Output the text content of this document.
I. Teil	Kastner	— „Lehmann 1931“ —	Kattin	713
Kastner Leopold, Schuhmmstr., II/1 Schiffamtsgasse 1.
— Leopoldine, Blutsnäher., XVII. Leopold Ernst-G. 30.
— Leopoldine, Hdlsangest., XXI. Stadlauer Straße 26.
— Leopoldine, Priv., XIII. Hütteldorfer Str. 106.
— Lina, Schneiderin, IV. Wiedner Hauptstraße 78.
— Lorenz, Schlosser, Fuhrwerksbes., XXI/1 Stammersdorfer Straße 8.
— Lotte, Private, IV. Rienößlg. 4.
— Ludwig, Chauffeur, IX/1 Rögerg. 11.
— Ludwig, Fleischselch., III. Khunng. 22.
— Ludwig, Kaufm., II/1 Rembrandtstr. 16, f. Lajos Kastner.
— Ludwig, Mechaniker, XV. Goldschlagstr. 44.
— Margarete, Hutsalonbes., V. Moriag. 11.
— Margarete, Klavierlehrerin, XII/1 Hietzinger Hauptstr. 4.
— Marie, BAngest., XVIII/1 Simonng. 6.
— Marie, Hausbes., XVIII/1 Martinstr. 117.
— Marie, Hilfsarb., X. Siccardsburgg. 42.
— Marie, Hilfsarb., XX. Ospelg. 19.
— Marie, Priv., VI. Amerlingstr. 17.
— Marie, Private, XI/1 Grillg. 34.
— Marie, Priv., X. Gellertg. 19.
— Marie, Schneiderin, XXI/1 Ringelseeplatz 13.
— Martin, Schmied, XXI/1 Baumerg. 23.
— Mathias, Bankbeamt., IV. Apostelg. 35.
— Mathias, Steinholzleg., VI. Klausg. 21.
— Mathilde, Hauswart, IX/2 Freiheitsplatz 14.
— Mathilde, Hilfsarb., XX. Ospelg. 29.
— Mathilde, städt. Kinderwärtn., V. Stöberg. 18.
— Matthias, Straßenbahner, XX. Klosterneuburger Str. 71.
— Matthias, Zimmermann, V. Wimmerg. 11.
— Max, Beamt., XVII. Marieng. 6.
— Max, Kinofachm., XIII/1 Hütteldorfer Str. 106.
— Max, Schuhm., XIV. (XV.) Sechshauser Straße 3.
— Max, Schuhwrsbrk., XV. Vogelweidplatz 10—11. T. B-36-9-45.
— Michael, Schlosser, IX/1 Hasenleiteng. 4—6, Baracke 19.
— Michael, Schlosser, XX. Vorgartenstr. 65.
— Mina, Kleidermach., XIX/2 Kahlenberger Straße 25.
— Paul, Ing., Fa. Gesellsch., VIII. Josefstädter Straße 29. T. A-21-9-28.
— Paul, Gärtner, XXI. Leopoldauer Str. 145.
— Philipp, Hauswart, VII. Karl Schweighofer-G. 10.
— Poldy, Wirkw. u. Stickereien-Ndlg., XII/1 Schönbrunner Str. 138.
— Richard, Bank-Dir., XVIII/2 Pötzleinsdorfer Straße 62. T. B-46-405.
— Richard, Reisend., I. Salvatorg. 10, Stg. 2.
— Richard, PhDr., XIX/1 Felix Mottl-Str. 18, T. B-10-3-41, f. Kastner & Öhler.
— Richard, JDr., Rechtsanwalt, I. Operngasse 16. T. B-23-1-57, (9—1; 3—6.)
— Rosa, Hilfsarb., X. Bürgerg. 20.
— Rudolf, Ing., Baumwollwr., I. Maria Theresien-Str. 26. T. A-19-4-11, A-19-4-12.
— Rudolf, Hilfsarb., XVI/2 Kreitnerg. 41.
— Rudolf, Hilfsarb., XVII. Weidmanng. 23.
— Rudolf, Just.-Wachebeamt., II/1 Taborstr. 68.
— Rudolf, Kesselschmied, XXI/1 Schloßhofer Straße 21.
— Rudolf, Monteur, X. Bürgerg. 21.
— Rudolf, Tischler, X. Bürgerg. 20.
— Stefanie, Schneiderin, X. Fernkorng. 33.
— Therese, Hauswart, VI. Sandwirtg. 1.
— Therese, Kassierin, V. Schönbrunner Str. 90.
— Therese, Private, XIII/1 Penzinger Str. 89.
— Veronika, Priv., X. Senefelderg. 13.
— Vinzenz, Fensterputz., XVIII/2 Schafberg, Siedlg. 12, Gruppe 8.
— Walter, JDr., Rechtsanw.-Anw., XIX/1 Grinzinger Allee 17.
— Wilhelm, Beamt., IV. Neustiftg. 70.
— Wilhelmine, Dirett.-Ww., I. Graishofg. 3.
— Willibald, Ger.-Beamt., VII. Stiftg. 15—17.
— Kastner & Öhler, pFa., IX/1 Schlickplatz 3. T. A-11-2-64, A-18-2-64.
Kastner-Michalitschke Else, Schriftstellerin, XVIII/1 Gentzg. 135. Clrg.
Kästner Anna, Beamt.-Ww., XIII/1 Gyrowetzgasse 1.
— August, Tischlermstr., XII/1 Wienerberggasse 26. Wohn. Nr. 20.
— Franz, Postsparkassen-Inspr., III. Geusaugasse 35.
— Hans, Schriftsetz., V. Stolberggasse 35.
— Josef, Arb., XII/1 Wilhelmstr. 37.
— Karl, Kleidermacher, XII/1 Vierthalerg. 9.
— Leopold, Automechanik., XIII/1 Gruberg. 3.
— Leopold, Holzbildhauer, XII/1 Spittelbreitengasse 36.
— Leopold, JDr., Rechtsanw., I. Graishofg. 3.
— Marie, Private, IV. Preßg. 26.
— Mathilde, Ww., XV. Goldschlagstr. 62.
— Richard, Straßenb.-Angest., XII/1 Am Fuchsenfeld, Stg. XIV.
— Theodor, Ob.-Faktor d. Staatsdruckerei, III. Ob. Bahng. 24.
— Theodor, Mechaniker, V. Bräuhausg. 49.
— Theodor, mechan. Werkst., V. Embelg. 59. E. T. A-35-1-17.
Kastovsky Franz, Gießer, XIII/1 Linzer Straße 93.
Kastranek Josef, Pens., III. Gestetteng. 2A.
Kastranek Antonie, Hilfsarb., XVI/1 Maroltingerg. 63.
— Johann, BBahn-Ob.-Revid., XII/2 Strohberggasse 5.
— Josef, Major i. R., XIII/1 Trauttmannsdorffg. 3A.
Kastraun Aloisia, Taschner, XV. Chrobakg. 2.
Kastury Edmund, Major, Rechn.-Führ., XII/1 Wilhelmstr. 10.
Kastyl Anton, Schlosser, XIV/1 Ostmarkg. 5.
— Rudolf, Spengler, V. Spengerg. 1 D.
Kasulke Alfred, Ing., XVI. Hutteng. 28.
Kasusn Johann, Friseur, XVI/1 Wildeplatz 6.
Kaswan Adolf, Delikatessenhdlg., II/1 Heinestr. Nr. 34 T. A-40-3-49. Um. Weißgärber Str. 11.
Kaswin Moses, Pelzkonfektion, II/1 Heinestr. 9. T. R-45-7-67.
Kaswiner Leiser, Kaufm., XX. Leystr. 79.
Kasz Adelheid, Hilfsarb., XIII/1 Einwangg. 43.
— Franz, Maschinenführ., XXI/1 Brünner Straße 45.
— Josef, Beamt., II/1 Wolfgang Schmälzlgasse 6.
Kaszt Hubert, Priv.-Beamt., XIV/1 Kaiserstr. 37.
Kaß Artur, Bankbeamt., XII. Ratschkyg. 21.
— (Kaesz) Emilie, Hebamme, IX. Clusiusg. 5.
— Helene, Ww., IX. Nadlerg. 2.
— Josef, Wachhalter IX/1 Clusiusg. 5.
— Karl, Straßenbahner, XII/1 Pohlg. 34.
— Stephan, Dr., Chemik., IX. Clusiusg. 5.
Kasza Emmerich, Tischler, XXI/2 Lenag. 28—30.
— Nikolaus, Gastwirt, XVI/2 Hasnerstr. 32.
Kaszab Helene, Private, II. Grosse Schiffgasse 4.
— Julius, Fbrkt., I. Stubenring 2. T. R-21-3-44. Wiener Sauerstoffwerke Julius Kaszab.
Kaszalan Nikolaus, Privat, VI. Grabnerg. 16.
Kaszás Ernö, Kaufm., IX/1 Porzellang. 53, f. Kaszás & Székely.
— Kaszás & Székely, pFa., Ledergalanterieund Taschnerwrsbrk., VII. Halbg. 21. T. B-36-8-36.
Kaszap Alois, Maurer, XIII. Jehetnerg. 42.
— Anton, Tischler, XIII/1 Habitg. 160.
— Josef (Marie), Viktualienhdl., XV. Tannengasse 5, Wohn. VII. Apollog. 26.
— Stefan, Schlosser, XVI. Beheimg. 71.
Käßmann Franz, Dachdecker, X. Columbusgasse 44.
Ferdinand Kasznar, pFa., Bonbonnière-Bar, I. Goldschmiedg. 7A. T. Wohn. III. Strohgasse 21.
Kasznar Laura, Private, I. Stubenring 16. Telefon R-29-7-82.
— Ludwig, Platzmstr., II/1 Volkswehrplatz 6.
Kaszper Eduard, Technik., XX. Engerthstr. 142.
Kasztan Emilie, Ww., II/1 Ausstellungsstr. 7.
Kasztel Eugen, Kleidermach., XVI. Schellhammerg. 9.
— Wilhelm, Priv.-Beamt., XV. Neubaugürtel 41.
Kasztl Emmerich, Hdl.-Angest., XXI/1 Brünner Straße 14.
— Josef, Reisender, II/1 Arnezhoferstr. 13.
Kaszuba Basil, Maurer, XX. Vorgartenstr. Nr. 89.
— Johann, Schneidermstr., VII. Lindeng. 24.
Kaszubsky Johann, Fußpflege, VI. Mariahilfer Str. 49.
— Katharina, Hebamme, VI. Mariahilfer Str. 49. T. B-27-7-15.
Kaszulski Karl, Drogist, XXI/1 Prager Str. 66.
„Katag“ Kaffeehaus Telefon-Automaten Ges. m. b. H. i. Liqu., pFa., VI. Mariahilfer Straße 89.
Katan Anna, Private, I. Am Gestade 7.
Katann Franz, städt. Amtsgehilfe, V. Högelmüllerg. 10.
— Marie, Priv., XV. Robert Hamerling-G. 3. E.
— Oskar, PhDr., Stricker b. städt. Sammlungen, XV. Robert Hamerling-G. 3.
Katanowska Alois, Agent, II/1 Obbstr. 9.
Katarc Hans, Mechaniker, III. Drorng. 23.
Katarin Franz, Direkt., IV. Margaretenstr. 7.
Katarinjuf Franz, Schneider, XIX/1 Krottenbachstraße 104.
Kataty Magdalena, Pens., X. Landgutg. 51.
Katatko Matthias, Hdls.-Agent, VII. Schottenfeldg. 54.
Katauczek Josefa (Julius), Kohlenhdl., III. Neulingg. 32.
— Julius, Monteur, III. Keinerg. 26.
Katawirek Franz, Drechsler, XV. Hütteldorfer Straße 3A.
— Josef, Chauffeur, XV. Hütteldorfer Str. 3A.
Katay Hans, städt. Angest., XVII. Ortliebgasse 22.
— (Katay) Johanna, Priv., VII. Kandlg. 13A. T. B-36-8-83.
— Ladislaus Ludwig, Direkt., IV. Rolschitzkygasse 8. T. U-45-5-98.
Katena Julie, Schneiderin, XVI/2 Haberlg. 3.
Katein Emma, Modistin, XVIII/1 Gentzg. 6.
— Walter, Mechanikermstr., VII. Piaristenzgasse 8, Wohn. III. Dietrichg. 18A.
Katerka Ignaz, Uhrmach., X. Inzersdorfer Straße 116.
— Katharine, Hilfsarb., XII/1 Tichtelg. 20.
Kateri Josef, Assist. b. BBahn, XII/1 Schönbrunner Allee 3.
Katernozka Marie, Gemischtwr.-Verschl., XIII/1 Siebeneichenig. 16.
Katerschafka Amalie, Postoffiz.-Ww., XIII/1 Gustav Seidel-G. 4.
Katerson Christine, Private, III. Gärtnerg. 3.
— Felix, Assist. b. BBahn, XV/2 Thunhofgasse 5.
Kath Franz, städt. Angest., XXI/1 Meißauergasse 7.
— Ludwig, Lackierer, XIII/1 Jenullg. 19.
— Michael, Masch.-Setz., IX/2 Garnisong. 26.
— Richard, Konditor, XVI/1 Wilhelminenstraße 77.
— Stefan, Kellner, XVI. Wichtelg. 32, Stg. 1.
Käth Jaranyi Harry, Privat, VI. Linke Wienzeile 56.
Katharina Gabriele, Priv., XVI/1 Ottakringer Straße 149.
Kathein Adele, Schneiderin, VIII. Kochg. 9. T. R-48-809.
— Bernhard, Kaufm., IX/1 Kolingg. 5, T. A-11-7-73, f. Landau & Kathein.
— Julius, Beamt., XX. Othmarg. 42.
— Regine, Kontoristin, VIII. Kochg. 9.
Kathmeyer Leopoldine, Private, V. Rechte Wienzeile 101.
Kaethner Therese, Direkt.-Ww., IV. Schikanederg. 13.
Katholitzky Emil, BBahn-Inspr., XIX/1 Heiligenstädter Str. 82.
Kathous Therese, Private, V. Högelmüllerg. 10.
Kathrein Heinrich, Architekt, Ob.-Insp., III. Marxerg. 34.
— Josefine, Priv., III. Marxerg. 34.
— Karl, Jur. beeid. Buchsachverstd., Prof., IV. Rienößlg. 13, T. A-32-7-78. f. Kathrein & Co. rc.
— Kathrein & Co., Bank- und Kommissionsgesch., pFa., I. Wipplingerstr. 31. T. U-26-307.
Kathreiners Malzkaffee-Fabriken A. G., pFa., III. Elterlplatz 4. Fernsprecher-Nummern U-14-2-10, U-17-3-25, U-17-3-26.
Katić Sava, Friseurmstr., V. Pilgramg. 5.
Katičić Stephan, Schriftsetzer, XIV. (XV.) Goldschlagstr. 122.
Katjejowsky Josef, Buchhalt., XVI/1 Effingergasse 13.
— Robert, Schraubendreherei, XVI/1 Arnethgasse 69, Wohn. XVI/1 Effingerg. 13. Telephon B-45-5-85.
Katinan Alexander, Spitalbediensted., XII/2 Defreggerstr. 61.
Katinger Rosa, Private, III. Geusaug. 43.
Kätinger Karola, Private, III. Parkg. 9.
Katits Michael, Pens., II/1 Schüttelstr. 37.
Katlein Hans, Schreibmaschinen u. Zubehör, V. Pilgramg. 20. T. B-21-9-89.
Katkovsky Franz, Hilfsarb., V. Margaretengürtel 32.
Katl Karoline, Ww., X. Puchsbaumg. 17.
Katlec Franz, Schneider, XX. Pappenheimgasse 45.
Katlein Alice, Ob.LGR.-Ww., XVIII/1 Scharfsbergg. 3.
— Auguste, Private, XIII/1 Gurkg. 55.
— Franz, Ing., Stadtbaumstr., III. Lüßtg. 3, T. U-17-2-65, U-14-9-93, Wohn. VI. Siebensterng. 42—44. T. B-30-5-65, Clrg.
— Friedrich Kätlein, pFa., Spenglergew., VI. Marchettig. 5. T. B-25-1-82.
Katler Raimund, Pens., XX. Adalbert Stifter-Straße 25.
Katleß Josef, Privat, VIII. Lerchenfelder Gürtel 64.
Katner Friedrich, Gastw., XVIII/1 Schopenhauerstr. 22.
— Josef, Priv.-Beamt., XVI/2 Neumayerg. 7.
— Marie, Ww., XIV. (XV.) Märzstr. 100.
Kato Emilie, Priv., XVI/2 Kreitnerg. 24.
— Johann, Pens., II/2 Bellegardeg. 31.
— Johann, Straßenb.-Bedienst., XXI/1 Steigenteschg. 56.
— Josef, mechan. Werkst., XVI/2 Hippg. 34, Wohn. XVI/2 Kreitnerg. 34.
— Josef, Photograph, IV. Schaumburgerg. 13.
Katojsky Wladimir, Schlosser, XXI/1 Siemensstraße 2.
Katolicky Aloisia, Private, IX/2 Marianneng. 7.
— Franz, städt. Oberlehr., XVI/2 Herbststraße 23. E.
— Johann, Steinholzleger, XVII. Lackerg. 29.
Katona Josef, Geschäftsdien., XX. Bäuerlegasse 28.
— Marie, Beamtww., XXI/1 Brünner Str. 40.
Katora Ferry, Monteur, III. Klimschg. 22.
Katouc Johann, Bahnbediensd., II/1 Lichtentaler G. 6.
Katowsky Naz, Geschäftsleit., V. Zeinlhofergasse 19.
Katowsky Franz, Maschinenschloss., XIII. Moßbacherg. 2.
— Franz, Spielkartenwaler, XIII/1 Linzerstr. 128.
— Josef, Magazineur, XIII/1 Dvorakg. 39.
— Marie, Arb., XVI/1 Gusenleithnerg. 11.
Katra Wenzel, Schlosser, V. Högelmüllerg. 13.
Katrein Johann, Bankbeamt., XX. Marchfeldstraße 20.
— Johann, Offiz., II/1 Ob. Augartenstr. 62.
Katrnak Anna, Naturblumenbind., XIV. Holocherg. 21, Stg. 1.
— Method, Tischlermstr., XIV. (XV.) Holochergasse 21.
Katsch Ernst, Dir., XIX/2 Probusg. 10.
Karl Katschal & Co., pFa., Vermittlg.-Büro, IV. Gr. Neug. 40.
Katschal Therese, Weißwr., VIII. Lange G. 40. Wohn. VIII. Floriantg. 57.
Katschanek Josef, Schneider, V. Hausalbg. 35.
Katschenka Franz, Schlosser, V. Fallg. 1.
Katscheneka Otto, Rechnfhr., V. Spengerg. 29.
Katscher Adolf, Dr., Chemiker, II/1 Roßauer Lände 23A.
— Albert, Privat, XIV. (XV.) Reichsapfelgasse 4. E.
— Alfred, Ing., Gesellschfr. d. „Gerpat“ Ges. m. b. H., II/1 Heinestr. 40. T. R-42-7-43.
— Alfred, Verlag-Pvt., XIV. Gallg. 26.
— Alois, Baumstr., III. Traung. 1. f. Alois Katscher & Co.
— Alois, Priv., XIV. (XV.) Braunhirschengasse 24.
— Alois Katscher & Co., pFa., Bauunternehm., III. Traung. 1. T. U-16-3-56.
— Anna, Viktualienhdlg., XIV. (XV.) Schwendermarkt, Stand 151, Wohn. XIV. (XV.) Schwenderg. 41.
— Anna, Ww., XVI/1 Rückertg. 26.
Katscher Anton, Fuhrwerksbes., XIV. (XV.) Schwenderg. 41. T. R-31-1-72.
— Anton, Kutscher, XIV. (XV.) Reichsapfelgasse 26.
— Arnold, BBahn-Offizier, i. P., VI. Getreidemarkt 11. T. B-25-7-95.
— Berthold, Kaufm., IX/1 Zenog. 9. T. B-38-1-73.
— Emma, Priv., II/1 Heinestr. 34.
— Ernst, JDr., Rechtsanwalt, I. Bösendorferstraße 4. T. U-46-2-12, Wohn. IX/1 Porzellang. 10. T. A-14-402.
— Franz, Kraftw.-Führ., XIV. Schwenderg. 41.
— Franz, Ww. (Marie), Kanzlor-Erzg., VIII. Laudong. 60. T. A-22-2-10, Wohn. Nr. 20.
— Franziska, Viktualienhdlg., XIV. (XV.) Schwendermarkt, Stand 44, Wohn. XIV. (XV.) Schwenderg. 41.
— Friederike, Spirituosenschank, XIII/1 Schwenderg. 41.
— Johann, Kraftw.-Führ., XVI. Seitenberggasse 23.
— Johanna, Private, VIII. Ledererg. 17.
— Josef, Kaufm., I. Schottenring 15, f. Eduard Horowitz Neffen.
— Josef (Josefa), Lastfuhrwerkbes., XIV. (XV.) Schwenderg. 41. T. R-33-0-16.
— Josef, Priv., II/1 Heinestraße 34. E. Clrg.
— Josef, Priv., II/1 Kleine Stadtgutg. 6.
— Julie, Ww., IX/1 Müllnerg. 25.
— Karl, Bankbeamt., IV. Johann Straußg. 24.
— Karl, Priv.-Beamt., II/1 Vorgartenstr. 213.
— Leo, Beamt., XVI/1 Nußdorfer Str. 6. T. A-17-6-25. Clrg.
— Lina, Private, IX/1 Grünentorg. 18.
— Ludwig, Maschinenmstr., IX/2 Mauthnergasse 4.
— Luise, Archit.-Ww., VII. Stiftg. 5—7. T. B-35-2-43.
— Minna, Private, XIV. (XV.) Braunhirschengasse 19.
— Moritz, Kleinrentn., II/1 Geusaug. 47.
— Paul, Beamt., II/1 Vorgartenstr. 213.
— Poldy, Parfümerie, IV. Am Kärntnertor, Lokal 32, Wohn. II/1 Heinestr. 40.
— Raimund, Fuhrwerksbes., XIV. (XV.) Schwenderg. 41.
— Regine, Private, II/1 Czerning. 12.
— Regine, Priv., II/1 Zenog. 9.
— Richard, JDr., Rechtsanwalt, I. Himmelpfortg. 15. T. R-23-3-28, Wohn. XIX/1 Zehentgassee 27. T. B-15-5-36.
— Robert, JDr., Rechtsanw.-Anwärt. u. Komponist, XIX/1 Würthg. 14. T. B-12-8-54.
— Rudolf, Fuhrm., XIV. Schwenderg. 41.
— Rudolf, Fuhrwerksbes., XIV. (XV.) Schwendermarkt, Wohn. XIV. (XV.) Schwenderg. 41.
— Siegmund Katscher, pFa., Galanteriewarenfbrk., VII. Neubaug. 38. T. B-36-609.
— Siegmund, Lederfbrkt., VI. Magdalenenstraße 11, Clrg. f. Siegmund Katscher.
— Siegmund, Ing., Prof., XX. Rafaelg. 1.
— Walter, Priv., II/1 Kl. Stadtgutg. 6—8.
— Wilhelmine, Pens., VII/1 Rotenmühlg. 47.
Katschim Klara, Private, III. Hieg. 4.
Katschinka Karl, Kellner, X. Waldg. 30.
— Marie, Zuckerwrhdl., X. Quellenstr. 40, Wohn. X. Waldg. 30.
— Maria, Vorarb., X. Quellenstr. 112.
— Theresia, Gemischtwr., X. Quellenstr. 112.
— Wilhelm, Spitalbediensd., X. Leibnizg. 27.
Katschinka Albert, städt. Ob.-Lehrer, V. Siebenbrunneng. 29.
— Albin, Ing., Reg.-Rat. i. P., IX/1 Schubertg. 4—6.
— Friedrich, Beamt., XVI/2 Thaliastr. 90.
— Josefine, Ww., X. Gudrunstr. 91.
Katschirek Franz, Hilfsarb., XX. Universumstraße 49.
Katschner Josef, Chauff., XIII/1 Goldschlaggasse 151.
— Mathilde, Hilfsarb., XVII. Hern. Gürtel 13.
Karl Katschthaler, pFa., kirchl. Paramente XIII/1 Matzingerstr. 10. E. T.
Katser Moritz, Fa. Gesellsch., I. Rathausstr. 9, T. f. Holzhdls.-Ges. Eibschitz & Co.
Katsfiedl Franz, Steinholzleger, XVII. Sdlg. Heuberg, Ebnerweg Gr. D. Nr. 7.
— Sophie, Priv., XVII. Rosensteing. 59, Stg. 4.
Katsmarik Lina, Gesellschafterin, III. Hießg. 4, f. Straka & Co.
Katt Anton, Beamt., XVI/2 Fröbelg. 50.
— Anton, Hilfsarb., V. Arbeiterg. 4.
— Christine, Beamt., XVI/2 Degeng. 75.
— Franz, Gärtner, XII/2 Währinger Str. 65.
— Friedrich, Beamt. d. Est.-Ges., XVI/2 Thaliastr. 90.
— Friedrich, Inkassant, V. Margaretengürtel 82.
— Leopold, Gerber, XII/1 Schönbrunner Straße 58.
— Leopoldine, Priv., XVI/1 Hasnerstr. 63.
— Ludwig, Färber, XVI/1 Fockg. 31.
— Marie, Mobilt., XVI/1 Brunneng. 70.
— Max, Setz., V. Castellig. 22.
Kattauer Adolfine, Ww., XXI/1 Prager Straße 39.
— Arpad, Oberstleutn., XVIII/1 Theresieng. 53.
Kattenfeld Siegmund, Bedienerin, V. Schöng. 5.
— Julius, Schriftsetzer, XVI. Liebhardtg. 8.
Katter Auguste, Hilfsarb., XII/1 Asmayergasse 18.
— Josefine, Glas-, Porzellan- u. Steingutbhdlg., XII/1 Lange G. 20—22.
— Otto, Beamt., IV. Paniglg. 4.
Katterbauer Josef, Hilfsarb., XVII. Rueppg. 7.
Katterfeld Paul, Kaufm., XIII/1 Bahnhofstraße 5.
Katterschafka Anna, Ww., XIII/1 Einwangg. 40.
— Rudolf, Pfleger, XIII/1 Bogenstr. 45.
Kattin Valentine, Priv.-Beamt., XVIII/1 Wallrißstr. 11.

________________________

> [Exercise requirements]
Search the data above for the word "Werkst", then gather each line in which it appears.

> [Finished exercise]
— Theodor, mechan. Werkst., V. Embelg. 59. E. T. A-35-1-17.
— Josef, mechan. Werkst., XVI/2 Hippg. 34, Wohn. XVI/2 Kreitnerg. 34.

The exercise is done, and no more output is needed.